But also the progress of the last 50 years: the KWIC index went from “a small system [that] could be produced by a good programmer within a week or two” to a tiny system that can be written in a couple lines using the standard library of Java (as I once saw a demo of).
Also: I recently wrote a blog post related to this paper and all of the initial test readers told me they had no idea what a KWIC index was and it needed more explanation. Instant full-text search really changes things.
With a bit of cocktail napkin math that more than a factor of 100 faster than Parnas' estimate, just for having a higher language with a reasonable standard library at your hands.
Fred Brooks wrote in his 1986 "No silver bullet" essay that "There is no single development, in either technology or management technique, which by itself promises even one order of magnitude improvement in productivity, in reliability, in simplicity.". - but the compound effects of many years of many, many gradual improvements in developer tooling are really not bad.

....

**Exercise directions**
Write the next part of the comments on the KWIC index and developer productivity, picking up after their last sentence. The records have nothing to do with the text above.

....

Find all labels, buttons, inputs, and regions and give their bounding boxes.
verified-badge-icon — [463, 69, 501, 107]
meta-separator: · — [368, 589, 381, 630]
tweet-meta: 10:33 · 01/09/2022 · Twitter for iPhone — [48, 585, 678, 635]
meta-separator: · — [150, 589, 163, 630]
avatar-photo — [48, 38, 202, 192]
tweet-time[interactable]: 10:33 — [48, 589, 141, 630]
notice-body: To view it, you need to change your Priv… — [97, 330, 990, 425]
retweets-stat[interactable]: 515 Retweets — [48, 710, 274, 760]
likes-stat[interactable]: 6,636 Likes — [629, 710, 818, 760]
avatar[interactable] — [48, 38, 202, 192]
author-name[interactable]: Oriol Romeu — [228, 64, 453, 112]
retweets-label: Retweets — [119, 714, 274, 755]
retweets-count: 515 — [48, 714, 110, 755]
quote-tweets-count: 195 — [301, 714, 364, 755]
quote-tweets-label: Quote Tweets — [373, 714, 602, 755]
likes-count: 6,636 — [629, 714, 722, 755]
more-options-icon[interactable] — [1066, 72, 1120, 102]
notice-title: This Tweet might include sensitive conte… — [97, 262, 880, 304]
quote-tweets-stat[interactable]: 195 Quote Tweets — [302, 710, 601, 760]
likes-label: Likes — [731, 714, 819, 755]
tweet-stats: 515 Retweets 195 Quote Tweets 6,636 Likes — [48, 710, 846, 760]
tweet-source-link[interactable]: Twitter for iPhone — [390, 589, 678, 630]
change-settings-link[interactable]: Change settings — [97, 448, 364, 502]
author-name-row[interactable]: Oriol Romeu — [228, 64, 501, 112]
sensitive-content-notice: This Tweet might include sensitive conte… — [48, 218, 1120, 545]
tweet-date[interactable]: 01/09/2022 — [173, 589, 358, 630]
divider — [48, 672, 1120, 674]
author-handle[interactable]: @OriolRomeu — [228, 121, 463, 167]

....

**Answer area**
The code therein uses the specification language described in https://dl.acm.org/doi/pdf/10.1145/355602.361309 (reference [3] in the 1972 paper). From there:
"The notation is mainly ALGOL-like and requires little explanation. To distinguish references to the value of a function before calling the specified function from references to its value after the call, we enclose the old or previous value in single quotes (e.g. 'VAL'). If the value does not change, the quotes are optional. Brackets ("[" and "]") are used to indicate the scope of quantifiers. "=" is the relation "equals" and not the assignment operator as in FORTRAN."
We can all be 100x programmers, if we look at a broader timespan.
There are so many unknown deps and unknown opportunities to optimise at the start of a project.
You find those out as you get in the weeds and as the ICs dream a 1am about their code and bring that idea in the next day.
ok - "modules that hide design decisions" implies OOP. In thirty years, OOP got applied to build giant systems, some that went too far. There has been backlash against OOP for real reasons, perhaps also ignorant reasons too.
Flowchart coding is straight from "structured programming" an advance from the single line of execution ASM style that sometimes created unintuitive and needlessly-complicated execution flow. IMHO there is nothing wrong with structured programming, or actually OOP when used appropriately.
No; it is the other way around.
OOD/OOP implies information hiding/encapsulation.
https://news.ycombinator.com/item?id=37477446 - Sept 2023 (15 comments)
https://news.ycombinator.com/item?id=30138468 - Jan 2022 (27 comments)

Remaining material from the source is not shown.